# Data to use start

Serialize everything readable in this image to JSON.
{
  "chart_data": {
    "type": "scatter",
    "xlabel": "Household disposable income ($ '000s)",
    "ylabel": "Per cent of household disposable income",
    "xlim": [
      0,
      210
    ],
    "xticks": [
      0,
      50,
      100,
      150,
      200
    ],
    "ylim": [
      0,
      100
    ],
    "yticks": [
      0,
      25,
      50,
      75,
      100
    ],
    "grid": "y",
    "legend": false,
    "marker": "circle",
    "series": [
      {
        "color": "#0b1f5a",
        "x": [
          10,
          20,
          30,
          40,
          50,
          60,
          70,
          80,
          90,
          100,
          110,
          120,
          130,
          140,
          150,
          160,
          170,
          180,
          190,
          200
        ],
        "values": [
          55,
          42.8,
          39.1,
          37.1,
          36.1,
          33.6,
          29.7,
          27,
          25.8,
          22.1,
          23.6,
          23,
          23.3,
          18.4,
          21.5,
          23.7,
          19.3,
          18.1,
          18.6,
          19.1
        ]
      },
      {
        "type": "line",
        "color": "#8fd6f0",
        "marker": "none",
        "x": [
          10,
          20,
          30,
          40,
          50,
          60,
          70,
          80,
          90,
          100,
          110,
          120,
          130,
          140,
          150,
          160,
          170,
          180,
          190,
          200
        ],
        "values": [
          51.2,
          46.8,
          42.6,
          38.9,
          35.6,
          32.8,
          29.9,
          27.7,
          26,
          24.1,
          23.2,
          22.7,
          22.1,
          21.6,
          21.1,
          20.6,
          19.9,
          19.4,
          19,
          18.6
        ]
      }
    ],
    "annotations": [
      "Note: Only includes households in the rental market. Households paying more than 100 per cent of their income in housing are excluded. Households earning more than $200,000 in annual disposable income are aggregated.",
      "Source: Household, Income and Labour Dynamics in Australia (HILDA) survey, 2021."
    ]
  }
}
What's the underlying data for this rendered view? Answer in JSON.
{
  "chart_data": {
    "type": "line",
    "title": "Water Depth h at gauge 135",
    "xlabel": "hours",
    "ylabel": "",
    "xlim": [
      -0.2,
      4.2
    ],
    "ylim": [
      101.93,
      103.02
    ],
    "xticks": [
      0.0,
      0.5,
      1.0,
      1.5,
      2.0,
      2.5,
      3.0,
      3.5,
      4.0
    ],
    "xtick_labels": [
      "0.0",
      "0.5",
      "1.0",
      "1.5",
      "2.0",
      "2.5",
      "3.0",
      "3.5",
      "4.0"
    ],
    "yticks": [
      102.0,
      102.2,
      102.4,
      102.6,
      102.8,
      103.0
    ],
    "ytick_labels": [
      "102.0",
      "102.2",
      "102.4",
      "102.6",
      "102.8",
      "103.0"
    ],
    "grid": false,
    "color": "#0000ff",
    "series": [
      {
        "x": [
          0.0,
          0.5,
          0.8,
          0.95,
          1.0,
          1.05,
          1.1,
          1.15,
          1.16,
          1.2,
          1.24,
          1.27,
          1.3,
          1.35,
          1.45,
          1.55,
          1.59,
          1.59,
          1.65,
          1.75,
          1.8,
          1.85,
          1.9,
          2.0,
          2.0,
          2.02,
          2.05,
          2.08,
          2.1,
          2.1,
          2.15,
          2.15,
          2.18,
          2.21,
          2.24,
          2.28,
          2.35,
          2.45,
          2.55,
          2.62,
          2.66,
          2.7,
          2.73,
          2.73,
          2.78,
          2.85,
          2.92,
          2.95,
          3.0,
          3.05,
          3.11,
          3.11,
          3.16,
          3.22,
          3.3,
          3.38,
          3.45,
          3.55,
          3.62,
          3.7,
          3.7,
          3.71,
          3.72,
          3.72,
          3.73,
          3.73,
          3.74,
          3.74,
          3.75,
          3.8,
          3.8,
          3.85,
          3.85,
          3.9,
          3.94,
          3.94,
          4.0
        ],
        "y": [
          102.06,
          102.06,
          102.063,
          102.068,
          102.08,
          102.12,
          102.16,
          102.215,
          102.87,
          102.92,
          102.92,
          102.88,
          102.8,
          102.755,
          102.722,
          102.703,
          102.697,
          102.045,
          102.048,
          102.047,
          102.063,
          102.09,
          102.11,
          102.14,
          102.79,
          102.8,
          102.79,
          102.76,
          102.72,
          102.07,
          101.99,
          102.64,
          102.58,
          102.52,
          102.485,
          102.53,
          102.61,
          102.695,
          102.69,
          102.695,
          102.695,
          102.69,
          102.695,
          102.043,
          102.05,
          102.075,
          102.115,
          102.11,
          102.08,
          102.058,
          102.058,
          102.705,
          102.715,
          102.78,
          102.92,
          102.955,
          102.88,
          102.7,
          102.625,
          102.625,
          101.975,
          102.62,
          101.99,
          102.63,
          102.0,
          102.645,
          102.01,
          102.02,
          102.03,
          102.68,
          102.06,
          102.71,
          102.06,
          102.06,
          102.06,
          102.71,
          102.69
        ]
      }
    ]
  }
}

# Data to use end

**Problem:** Reproduce the complete data exactly as presented above.

**Answer for this exercise:**
Serialize everything readable in this image to JSON.
{
  "chart_data": {
    "type": "scatter",
    "xlabel": "Household disposable income ($ '000s)",
    "ylabel": "Per cent of household disposable income",
    "xlim": [
      0,
      210
    ],
    "xticks": [
      0,
      50,
      100,
      150,
      200
    ],
    "ylim": [
      0,
      100
    ],
    "yticks": [
      0,
      25,
      50,
      75,
      100
    ],
    "grid": "y",
    "legend": false,
    "marker": "circle",
    "series": [
      {
        "color": "#0b1f5a",
        "x": [
          10,
          20,
          30,
          40,
          50,
          60,
          70,
          80,
          90,
          100,
          110,
          120,
          130,
          140,
          150,
          160,
          170,
          180,
          190,
          200
        ],
        "values": [
          55,
          42.8,
          39.1,
          37.1,
          36.1,
          33.6,
          29.7,
          27,
          25.8,
          22.1,
          23.6,
          23,
          23.3,
          18.4,
          21.5,
          23.7,
          19.3,
          18.1,
          18.6,
          19.1
        ]
      },
      {
        "type": "line",
        "color": "#8fd6f0",
        "marker": "none",
        "x": [
          10,
          20,
          30,
          40,
          50,
          60,
          70,
          80,
          90,
          100,
          110,
          120,
          130,
          140,
          150,
          160,
          170,
          180,
          190,
          200
        ],
        "values": [
          51.2,
          46.8,
          42.6,
          38.9,
          35.6,
          32.8,
          29.9,
          27.7,
          26,
          24.1,
          23.2,
          22.7,
          22.1,
          21.6,
          21.1,
          20.6,
          19.9,
          19.4,
          19,
          18.6
        ]
      }
    ],
    "annotations": [
      "Note: Only includes households in the rental market. Households paying more than 100 per cent of their income in housing are excluded. Households earning more than $200,000 in annual disposable income are aggregated.",
      "Source: Household, Income and Labour Dynamics in Australia (HILDA) survey, 2021."
    ]
  }
}
What's the underlying data for this rendered view? Answer in JSON.
{
  "chart_data": {
    "type": "line",
    "title": "Water Depth h at gauge 135",
    "xlabel": "hours",
    "ylabel": "",
    "xlim": [
      -0.2,
      4.2
    ],
    "ylim": [
      101.93,
      103.02
    ],
    "xticks": [
      0.0,
      0.5,
      1.0,
      1.5,
      2.0,
      2.5,
      3.0,
      3.5,
      4.0
    ],
    "xtick_labels": [
      "0.0",
      "0.5",
      "1.0",
      "1.5",
      "2.0",
      "2.5",
      "3.0",
      "3.5",
      "4.0"
    ],
    "yticks": [
      102.0,
      102.2,
      102.4,
      102.6,
      102.8,
      103.0
    ],
    "ytick_labels": [
      "102.0",
      "102.2",
      "102.4",
      "102.6",
      "102.8",
      "103.0"
    ],
    "grid": false,
    "color": "#0000ff",
    "series": [
      {
        "x": [
          0.0,
          0.5,
          0.8,
          0.95,
          1.0,
          1.05,
          1.1,
          1.15,
          1.16,
          1.2,
          1.24,
          1.27,
          1.3,
          1.35,
          1.45,
          1.55,
          1.59,
          1.59,
          1.65,
          1.75,
          1.8,
          1.85,
          1.9,
          2.0,
          2.0,
          2.02,
          2.05,
          2.08,
          2.1,
          2.1,
          2.15,
          2.15,
          2.18,
          2.21,
          2.24,
          2.28,
          2.35,
          2.45,
          2.55,
          2.62,
          2.66,
          2.7,
          2.73,
          2.73,
          2.78,
          2.85,
          2.92,
          2.95,
          3.0,
          3.05,
          3.11,
          3.11,
          3.16,
          3.22,
          3.3,
          3.38,
          3.45,
          3.55,
          3.62,
          3.7,
          3.7,
          3.71,
          3.72,
          3.72,
          3.73,
          3.73,
          3.74,
          3.74,
          3.75,
          3.8,
          3.8,
          3.85,
          3.85,
          3.9,
          3.94,
          3.94,
          4.0
        ],
        "y": [
          102.06,
          102.06,
          102.063,
          102.068,
          102.08,
          102.12,
          102.16,
          102.215,
          102.87,
          102.92,
          102.92,
          102.88,
          102.8,
          102.755,
          102.722,
          102.703,
          102.697,
          102.045,
          102.048,
          102.047,
          102.063,
          102.09,
          102.11,
          102.14,
          102.79,
          102.8,
          102.79,
          102.76,
          102.72,
          102.07,
          101.99,
          102.64,
          102.58,
          102.52,
          102.485,
          102.53,
          102.61,
          102.695,
          102.69,
          102.695,
          102.695,
          102.69,
          102.695,
          102.043,
          102.05,
          102.075,
          102.115,
          102.11,
          102.08,
          102.058,
          102.058,
          102.705,
          102.715,
          102.78,
          102.92,
          102.955,
          102.88,
          102.7,
          102.625,
          102.625,
          101.975,
          102.62,
          101.99,
          102.63,
          102.0,
          102.645,
          102.01,
          102.02,
          102.03,
          102.68,
          102.06,
          102.71,
          102.06,
          102.06,
          102.06,
          102.71,
          102.69
        ]
      }
    ]
  }
}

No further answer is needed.